_WHAT THE TASK ASKS_
Print the records below exactly as they appear.

[Data entries for graphics]
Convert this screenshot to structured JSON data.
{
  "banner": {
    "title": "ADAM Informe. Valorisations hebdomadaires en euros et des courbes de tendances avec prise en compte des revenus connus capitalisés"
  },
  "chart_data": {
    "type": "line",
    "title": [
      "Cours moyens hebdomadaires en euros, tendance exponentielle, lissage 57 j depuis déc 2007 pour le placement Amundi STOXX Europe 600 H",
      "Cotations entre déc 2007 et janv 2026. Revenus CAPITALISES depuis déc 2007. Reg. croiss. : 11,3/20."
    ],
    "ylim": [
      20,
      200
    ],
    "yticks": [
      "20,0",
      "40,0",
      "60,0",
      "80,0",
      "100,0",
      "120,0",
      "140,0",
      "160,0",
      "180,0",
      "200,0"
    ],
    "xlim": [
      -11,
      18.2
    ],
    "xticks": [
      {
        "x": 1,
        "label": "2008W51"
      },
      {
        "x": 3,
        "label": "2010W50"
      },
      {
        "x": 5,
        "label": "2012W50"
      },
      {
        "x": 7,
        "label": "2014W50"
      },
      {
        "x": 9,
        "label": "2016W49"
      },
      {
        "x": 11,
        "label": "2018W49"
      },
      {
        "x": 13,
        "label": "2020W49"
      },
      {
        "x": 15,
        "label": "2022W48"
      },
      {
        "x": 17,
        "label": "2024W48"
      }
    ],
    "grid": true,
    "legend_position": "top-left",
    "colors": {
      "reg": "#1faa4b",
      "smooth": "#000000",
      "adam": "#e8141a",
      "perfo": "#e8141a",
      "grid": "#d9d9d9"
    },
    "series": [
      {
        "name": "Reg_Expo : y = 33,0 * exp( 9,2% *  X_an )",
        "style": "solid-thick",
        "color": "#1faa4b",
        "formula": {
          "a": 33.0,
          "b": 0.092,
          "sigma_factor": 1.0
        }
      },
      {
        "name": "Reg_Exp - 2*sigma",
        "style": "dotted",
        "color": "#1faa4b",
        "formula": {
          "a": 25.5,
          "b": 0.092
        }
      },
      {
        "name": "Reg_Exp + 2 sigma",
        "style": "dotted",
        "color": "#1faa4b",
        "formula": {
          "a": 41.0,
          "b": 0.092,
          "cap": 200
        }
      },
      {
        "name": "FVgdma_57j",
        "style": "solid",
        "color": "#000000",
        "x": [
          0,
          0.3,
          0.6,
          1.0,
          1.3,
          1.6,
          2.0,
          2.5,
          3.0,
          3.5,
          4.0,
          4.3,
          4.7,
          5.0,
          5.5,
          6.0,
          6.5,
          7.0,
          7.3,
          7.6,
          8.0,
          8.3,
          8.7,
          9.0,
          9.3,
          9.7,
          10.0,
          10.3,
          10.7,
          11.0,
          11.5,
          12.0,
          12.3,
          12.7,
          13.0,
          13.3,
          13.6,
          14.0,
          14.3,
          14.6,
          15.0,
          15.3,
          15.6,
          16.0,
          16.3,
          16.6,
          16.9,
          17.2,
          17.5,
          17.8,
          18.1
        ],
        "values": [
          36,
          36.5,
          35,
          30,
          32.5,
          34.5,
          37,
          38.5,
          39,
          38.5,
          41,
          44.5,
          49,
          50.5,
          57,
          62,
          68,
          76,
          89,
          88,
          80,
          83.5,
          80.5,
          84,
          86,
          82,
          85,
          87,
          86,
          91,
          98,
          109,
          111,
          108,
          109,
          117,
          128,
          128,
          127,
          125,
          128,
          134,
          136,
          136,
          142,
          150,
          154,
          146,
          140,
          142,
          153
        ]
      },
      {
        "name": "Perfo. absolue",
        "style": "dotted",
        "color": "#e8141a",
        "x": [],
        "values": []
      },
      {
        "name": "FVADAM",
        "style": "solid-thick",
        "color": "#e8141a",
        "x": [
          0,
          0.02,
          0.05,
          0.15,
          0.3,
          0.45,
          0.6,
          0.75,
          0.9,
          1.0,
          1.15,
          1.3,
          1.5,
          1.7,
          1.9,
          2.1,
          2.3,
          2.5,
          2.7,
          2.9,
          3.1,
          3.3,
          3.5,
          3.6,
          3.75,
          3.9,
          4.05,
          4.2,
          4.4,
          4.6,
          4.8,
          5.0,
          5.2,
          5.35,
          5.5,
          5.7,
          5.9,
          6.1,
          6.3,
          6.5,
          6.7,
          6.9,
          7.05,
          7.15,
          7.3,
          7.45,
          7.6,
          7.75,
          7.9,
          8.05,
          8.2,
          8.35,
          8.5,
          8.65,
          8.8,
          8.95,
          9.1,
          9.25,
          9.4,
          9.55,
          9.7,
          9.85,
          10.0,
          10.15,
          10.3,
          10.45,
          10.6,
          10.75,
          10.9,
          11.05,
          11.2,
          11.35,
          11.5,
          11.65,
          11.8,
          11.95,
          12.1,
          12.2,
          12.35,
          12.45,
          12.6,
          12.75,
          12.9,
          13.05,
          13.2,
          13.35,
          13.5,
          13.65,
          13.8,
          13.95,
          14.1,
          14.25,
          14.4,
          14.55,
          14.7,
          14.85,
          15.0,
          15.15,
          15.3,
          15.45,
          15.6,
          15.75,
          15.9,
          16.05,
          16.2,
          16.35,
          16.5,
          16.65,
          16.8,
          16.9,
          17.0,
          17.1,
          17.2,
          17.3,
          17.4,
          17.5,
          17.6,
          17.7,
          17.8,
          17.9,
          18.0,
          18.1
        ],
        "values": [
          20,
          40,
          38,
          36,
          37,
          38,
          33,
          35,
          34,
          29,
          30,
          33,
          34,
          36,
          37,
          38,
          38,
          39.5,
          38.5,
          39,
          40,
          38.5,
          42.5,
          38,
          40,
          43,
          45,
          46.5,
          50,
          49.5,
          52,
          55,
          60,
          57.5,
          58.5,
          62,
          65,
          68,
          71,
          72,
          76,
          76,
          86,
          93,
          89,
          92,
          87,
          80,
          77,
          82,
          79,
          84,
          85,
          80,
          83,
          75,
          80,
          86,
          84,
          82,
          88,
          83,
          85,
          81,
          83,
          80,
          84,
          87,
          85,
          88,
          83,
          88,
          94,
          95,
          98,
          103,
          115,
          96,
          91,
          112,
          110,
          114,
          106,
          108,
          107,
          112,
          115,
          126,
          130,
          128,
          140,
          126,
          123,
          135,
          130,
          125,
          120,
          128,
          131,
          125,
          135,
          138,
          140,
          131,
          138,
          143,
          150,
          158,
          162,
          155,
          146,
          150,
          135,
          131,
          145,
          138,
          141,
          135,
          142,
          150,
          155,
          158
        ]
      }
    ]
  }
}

_SOLUTION_
Convert this screenshot to structured JSON data.
{
  "banner": {
    "title": "ADAM Informe. Valorisations hebdomadaires en euros et des courbes de tendances avec prise en compte des revenus connus capitalisés"
  },
  "chart_data": {
    "type": "line",
    "title": [
      "Cours moyens hebdomadaires en euros, tendance exponentielle, lissage 57 j depuis déc 2007 pour le placement Amundi STOXX Europe 600 H",
      "Cotations entre déc 2007 et janv 2026. Revenus CAPITALISES depuis déc 2007. Reg. croiss. : 11,3/20."
    ],
    "ylim": [
      20,
      200
    ],
    "yticks": [
      "20,0",
      "40,0",
      "60,0",
      "80,0",
      "100,0",
      "120,0",
      "140,0",
      "160,0",
      "180,0",
      "200,0"
    ],
    "xlim": [
      -11,
      18.2
    ],
    "xticks": [
      {
        "x": 1,
        "label": "2008W51"
      },
      {
        "x": 3,
        "label": "2010W50"
      },
      {
        "x": 5,
        "label": "2012W50"
      },
      {
        "x": 7,
        "label": "2014W50"
      },
      {
        "x": 9,
        "label": "2016W49"
      },
      {
        "x": 11,
        "label": "2018W49"
      },
      {
        "x": 13,
        "label": "2020W49"
      },
      {
        "x": 15,
        "label": "2022W48"
      },
      {
        "x": 17,
        "label": "2024W48"
      }
    ],
    "grid": true,
    "legend_position": "top-left",
    "colors": {
      "reg": "#1faa4b",
      "smooth": "#000000",
      "adam": "#e8141a",
      "perfo": "#e8141a",
      "grid": "#d9d9d9"
    },
    "series": [
      {
        "name": "Reg_Expo : y = 33,0 * exp( 9,2% *  X_an )",
        "style": "solid-thick",
        "color": "#1faa4b",
        "formula": {
          "a": 33.0,
          "b": 0.092,
          "sigma_factor": 1.0
        }
      },
      {
        "name": "Reg_Exp - 2*sigma",
        "style": "dotted",
        "color": "#1faa4b",
        "formula": {
          "a": 25.5,
          "b": 0.092
        }
      },
      {
        "name": "Reg_Exp + 2 sigma",
        "style": "dotted",
        "color": "#1faa4b",
        "formula": {
          "a": 41.0,
          "b": 0.092,
          "cap": 200
        }
      },
      {
        "name": "FVgdma_57j",
        "style": "solid",
        "color": "#000000",
        "x": [
          0,
          0.3,
          0.6,
          1.0,
          1.3,
          1.6,
          2.0,
          2.5,
          3.0,
          3.5,
          4.0,
          4.3,
          4.7,
          5.0,
          5.5,
          6.0,
          6.5,
          7.0,
          7.3,
          7.6,
          8.0,
          8.3,
          8.7,
          9.0,
          9.3,
          9.7,
          10.0,
          10.3,
          10.7,
          11.0,
          11.5,
          12.0,
          12.3,
          12.7,
          13.0,
          13.3,
          13.6,
          14.0,
          14.3,
          14.6,
          15.0,
          15.3,
          15.6,
          16.0,
          16.3,
          16.6,
          16.9,
          17.2,
          17.5,
          17.8,
          18.1
        ],
        "values": [
          36,
          36.5,
          35,
          30,
          32.5,
          34.5,
          37,
          38.5,
          39,
          38.5,
          41,
          44.5,
          49,
          50.5,
          57,
          62,
          68,
          76,
          89,
          88,
          80,
          83.5,
          80.5,
          84,
          86,
          82,
          85,
          87,
          86,
          91,
          98,
          109,
          111,
          108,
          109,
          117,
          128,
          128,
          127,
          125,
          128,
          134,
          136,
          136,
          142,
          150,
          154,
          146,
          140,
          142,
          153
        ]
      },
      {
        "name": "Perfo. absolue",
        "style": "dotted",
        "color": "#e8141a",
        "x": [],
        "values": []
      },
      {
        "name": "FVADAM",
        "style": "solid-thick",
        "color": "#e8141a",
        "x": [
          0,
          0.02,
          0.05,
          0.15,
          0.3,
          0.45,
          0.6,
          0.75,
          0.9,
          1.0,
          1.15,
          1.3,
          1.5,
          1.7,
          1.9,
          2.1,
          2.3,
          2.5,
          2.7,
          2.9,
          3.1,
          3.3,
          3.5,
          3.6,
          3.75,
          3.9,
          4.05,
          4.2,
          4.4,
          4.6,
          4.8,
          5.0,
          5.2,
          5.35,
          5.5,
          5.7,
          5.9,
          6.1,
          6.3,
          6.5,
          6.7,
          6.9,
          7.05,
          7.15,
          7.3,
          7.45,
          7.6,
          7.75,
          7.9,
          8.05,
          8.2,
          8.35,
          8.5,
          8.65,
          8.8,
          8.95,
          9.1,
          9.25,
          9.4,
          9.55,
          9.7,
          9.85,
          10.0,
          10.15,
          10.3,
          10.45,
          10.6,
          10.75,
          10.9,
          11.05,
          11.2,
          11.35,
          11.5,
          11.65,
          11.8,
          11.95,
          12.1,
          12.2,
          12.35,
          12.45,
          12.6,
          12.75,
          12.9,
          13.05,
          13.2,
          13.35,
          13.5,
          13.65,
          13.8,
          13.95,
          14.1,
          14.25,
          14.4,
          14.55,
          14.7,
          14.85,
          15.0,
          15.15,
          15.3,
          15.45,
          15.6,
          15.75,
          15.9,
          16.05,
          16.2,
          16.35,
          16.5,
          16.65,
          16.8,
          16.9,
          17.0,
          17.1,
          17.2,
          17.3,
          17.4,
          17.5,
          17.6,
          17.7,
          17.8,
          17.9,
          18.0,
          18.1
        ],
        "values": [
          20,
          40,
          38,
          36,
          37,
          38,
          33,
          35,
          34,
          29,
          30,
          33,
          34,
          36,
          37,
          38,
          38,
          39.5,
          38.5,
          39,
          40,
          38.5,
          42.5,
          38,
          40,
          43,
          45,
          46.5,
          50,
          49.5,
          52,
          55,
          60,
          57.5,
          58.5,
          62,
          65,
          68,
          71,
          72,
          76,
          76,
          86,
          93,
          89,
          92,
          87,
          80,
          77,
          82,
          79,
          84,
          85,
          80,
          83,
          75,
          80,
          86,
          84,
          82,
          88,
          83,
          85,
          81,
          83,
          80,
          84,
          87,
          85,
          88,
          83,
          88,
          94,
          95,
          98,
          103,
          115,
          96,
          91,
          112,
          110,
          114,
          106,
          108,
          107,
          112,
          115,
          126,
          130,
          128,
          140,
          126,
          123,
          135,
          130,
          125,
          120,
          128,
          131,
          125,
          135,
          138,
          140,
          131,
          138,
          143,
          150,
          158,
          162,
          155,
          146,
          150,
          135,
          131,
          145,
          138,
          141,
          135,
          142,
          150,
          155,
          158
        ]
      }
    ]
  }
}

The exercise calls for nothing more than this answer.